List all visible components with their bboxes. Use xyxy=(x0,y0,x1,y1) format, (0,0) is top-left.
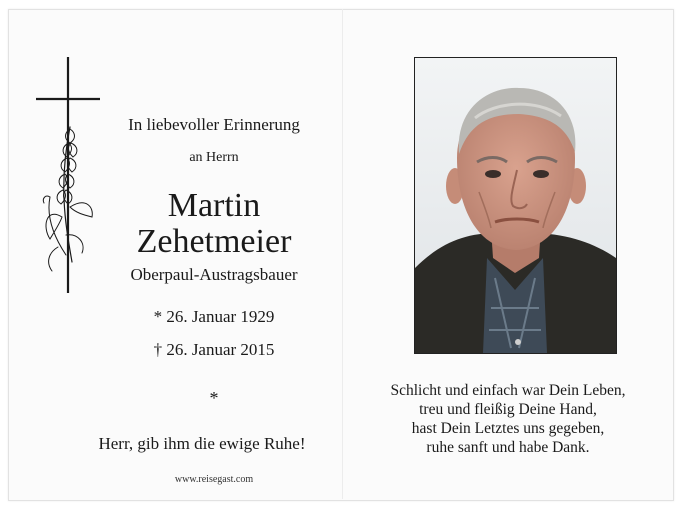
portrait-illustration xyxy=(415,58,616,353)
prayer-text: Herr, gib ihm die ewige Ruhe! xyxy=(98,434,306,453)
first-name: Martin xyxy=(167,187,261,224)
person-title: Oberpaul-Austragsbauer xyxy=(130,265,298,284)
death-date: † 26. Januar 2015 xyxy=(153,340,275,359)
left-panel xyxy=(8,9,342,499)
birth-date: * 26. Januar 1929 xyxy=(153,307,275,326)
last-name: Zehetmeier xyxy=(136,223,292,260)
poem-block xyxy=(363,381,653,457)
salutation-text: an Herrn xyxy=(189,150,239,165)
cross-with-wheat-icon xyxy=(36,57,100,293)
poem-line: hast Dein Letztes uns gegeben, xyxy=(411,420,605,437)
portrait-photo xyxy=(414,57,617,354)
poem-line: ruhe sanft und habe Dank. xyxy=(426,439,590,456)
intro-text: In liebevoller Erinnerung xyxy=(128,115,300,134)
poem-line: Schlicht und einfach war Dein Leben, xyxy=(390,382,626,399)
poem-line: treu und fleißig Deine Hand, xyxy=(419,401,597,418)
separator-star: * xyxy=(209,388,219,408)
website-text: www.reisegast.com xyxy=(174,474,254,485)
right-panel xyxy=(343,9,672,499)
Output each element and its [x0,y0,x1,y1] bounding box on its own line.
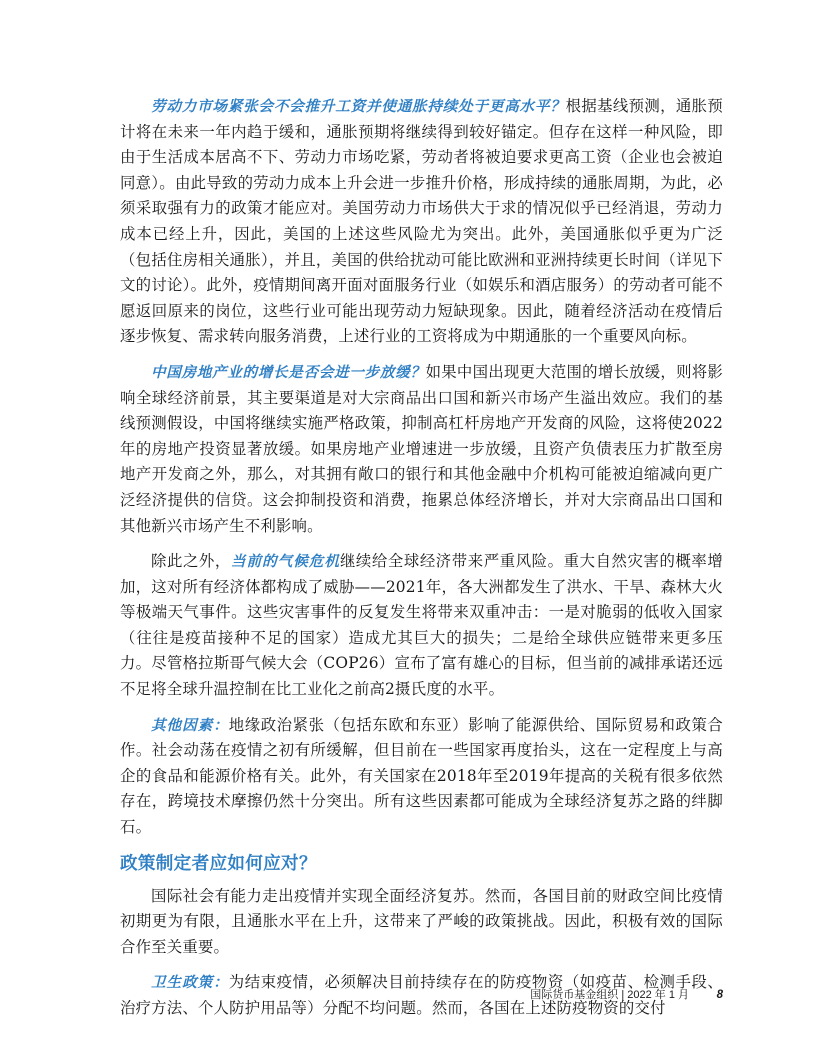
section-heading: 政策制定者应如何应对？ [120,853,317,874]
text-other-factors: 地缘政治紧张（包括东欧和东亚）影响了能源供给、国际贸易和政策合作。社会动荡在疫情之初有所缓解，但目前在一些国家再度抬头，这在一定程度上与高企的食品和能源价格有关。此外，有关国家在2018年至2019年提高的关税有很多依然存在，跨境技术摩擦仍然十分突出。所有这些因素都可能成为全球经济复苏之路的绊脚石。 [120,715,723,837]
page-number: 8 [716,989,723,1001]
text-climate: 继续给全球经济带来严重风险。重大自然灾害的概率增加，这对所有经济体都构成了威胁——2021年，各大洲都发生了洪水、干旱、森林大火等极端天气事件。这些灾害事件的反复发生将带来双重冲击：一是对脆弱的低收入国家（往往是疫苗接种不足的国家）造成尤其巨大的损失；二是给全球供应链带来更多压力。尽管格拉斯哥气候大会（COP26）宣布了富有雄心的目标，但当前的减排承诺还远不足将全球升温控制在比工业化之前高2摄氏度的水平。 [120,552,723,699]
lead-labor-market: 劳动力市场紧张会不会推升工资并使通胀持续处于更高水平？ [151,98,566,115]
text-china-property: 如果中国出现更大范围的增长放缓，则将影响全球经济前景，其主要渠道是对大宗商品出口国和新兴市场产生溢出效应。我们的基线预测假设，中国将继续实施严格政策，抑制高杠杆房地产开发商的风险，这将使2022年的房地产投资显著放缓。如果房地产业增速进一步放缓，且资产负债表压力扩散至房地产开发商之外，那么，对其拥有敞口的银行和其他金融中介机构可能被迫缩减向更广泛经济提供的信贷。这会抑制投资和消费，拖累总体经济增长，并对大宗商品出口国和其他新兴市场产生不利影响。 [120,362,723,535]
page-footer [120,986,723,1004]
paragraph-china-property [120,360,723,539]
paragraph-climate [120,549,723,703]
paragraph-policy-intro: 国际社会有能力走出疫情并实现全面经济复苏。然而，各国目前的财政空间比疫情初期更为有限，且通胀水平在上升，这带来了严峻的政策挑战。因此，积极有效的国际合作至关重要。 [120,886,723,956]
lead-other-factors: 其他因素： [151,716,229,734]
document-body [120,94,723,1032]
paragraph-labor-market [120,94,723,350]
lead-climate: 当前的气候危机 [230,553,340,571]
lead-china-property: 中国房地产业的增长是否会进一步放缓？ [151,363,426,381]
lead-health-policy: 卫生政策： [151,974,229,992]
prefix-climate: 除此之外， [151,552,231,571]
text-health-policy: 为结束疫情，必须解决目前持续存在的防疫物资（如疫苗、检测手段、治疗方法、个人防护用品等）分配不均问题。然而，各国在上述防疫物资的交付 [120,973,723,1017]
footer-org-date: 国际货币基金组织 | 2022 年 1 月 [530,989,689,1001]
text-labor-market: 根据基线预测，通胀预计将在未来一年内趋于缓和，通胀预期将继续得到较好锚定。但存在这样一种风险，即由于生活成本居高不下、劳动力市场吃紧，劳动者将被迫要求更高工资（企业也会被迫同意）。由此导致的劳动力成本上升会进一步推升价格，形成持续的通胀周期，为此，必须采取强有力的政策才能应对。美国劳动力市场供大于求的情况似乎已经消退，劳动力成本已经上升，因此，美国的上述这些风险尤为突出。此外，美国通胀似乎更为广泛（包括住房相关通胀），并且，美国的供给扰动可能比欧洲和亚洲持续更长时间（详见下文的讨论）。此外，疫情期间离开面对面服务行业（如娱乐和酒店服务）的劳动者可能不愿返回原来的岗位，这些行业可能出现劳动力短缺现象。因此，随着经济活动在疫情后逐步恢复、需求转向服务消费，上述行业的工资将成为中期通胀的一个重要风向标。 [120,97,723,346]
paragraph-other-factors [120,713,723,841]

--

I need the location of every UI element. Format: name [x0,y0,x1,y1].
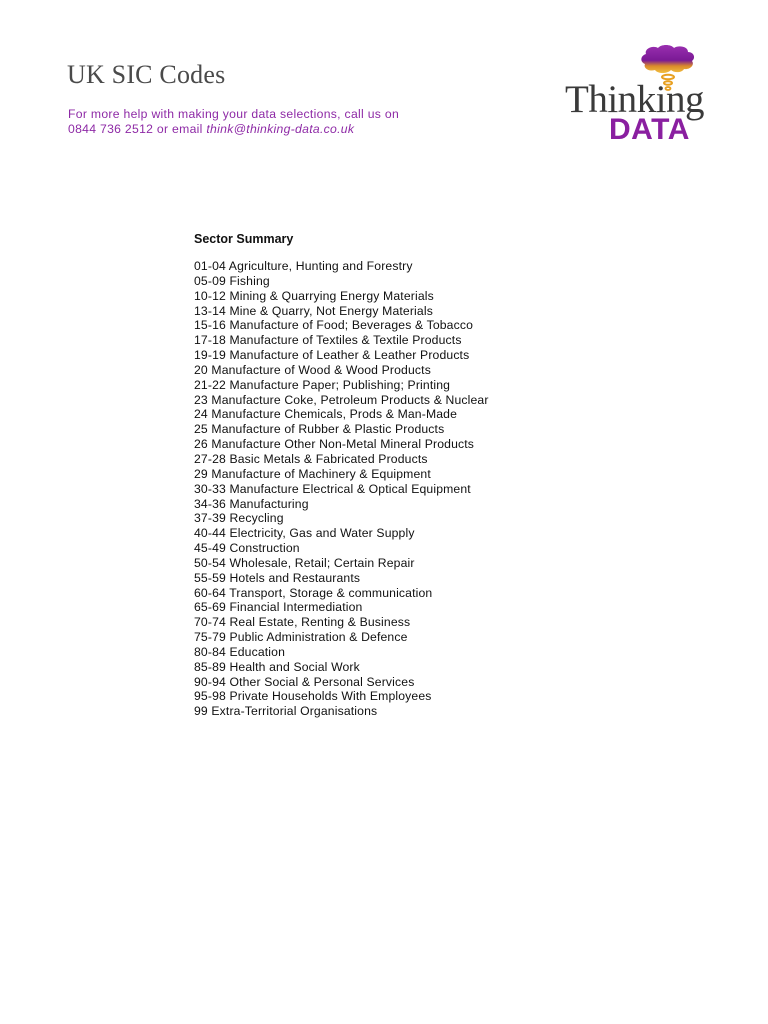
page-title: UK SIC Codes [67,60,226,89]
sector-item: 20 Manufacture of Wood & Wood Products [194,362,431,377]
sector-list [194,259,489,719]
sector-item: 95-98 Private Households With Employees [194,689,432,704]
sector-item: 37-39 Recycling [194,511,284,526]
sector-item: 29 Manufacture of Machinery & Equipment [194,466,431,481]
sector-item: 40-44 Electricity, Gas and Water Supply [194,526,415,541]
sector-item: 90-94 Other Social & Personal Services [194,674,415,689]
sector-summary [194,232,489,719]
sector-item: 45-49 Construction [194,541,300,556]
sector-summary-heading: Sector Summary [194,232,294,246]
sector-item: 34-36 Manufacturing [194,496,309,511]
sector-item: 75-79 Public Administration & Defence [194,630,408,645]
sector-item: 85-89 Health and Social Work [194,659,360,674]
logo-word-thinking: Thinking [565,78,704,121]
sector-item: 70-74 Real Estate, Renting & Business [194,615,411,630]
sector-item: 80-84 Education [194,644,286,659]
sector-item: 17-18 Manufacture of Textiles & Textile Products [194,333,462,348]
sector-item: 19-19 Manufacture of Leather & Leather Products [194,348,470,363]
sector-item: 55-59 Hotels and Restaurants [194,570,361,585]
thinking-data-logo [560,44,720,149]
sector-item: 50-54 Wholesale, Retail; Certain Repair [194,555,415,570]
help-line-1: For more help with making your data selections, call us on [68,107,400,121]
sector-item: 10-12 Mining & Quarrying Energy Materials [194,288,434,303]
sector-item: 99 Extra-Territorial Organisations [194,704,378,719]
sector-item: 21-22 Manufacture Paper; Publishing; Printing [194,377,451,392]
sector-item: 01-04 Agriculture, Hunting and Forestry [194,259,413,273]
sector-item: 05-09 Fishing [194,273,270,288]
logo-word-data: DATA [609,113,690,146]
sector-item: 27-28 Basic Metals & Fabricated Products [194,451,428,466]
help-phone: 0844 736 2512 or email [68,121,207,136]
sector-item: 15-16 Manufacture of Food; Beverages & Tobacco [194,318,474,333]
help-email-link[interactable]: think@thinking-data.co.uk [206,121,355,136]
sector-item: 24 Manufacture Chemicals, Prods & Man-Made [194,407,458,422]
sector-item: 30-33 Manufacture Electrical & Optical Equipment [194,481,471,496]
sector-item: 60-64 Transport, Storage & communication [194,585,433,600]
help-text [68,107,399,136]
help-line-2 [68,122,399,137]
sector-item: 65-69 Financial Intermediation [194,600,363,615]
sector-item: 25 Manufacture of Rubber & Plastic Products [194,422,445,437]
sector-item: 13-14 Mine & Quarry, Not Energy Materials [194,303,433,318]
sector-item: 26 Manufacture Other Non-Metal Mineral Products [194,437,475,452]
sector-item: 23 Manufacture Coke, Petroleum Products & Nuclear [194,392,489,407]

**WORK TO COMPLETE**
Lay out the rows from the line with "page-title: UK SIC Codes [67,60,226,89]" up to and including the line with "sector-summary [194,232,489,719]" as a numbered list, omitting any blank lines.

**ANSWER TO THE EXERCISE**
1. page-title: UK SIC Codes [67,60,226,89]
2. sector-item: 20 Manufacture of Wood & Wood Products [194,362,431,377]
3. sector-list [194,259,489,719]
4. sector-item: 95-98 Private Households With Employees [194,689,432,704]
5. sector-item: 37-39 Recycling [194,511,284,526]
6. sector-item: 29 Manufacture of Machinery & Equipment [194,466,431,481]
7. sector-item: 40-44 Electricity, Gas and Water Supply [194,526,415,541]
8. sector-item: 90-94 Other Social & Personal Services [194,674,415,689]
9. sector-summary [194,232,489,719]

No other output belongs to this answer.